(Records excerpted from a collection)
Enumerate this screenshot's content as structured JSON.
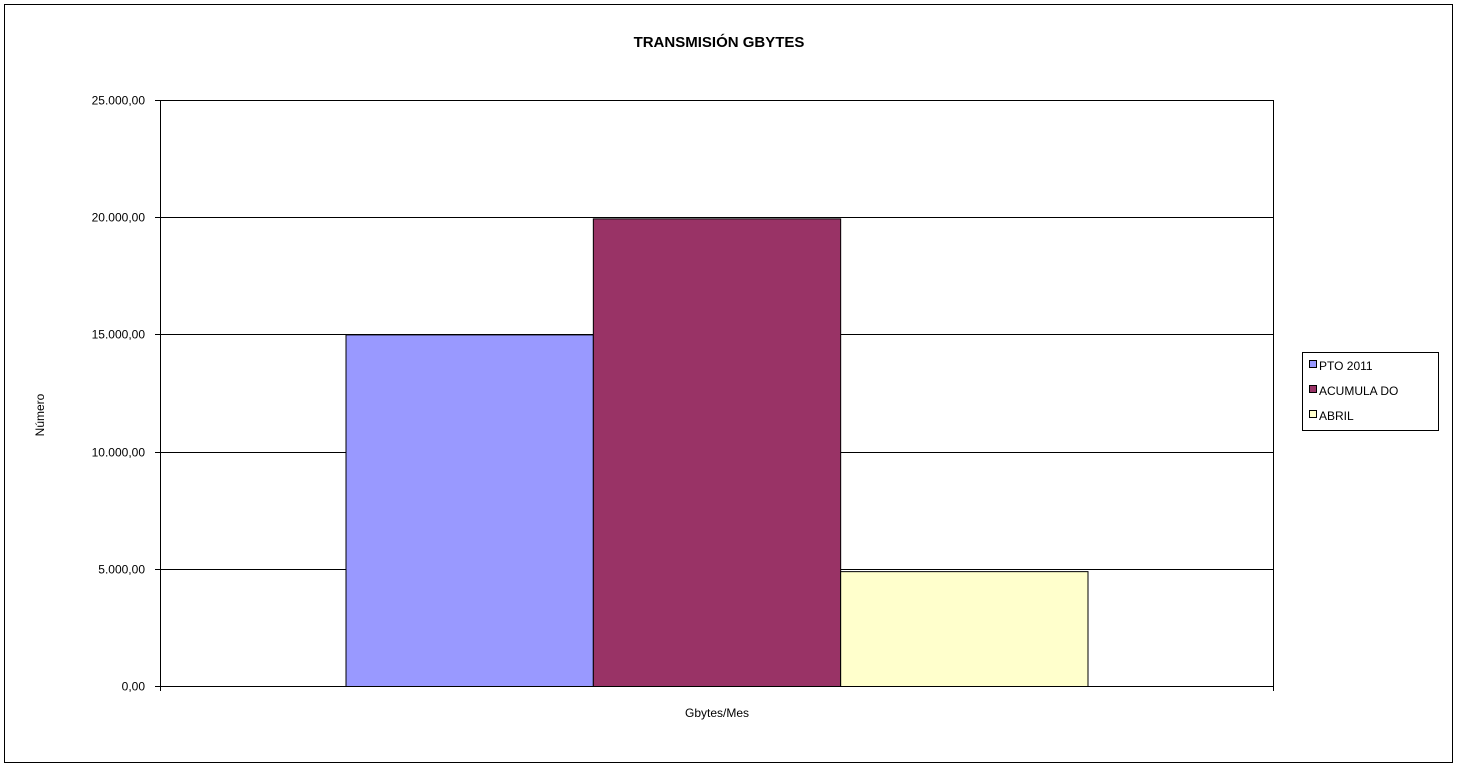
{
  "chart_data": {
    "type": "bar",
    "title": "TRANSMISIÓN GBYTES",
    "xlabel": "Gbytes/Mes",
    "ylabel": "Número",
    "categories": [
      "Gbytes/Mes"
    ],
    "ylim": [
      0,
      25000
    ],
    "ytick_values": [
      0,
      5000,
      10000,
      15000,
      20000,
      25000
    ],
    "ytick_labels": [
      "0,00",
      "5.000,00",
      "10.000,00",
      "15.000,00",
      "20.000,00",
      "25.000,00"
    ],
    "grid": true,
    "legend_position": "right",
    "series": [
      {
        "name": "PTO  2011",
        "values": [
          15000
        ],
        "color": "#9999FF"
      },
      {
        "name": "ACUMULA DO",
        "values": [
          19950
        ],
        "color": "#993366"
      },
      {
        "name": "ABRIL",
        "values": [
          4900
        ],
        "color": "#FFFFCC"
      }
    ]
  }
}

...

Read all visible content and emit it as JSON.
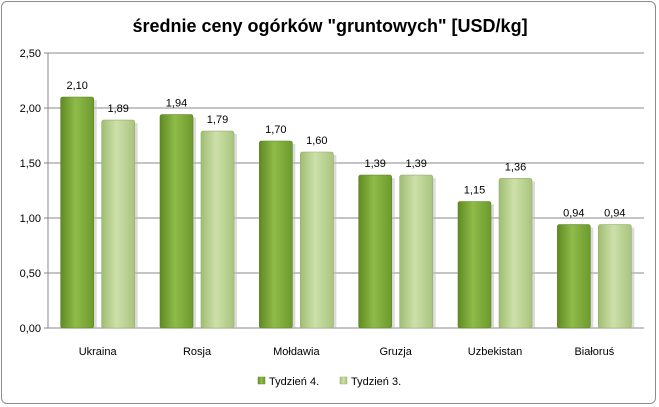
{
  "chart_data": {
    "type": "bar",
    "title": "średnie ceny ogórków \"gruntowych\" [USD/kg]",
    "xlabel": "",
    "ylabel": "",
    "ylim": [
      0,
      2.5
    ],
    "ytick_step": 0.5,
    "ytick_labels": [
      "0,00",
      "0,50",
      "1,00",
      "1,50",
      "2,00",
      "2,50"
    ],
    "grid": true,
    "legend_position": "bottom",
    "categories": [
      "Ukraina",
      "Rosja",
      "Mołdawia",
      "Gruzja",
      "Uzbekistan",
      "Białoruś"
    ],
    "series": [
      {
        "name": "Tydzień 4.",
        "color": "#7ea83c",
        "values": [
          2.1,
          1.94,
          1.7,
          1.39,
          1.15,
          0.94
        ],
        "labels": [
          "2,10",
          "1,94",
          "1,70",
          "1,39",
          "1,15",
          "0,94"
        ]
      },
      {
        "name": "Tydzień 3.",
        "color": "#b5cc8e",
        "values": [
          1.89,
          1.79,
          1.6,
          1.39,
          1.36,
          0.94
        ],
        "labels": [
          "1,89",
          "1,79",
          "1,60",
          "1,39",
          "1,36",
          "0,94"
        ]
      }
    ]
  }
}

**Stated problem:** State the number of lines in the data that include the string "color", and add nothing else.

**Response to this task:** 5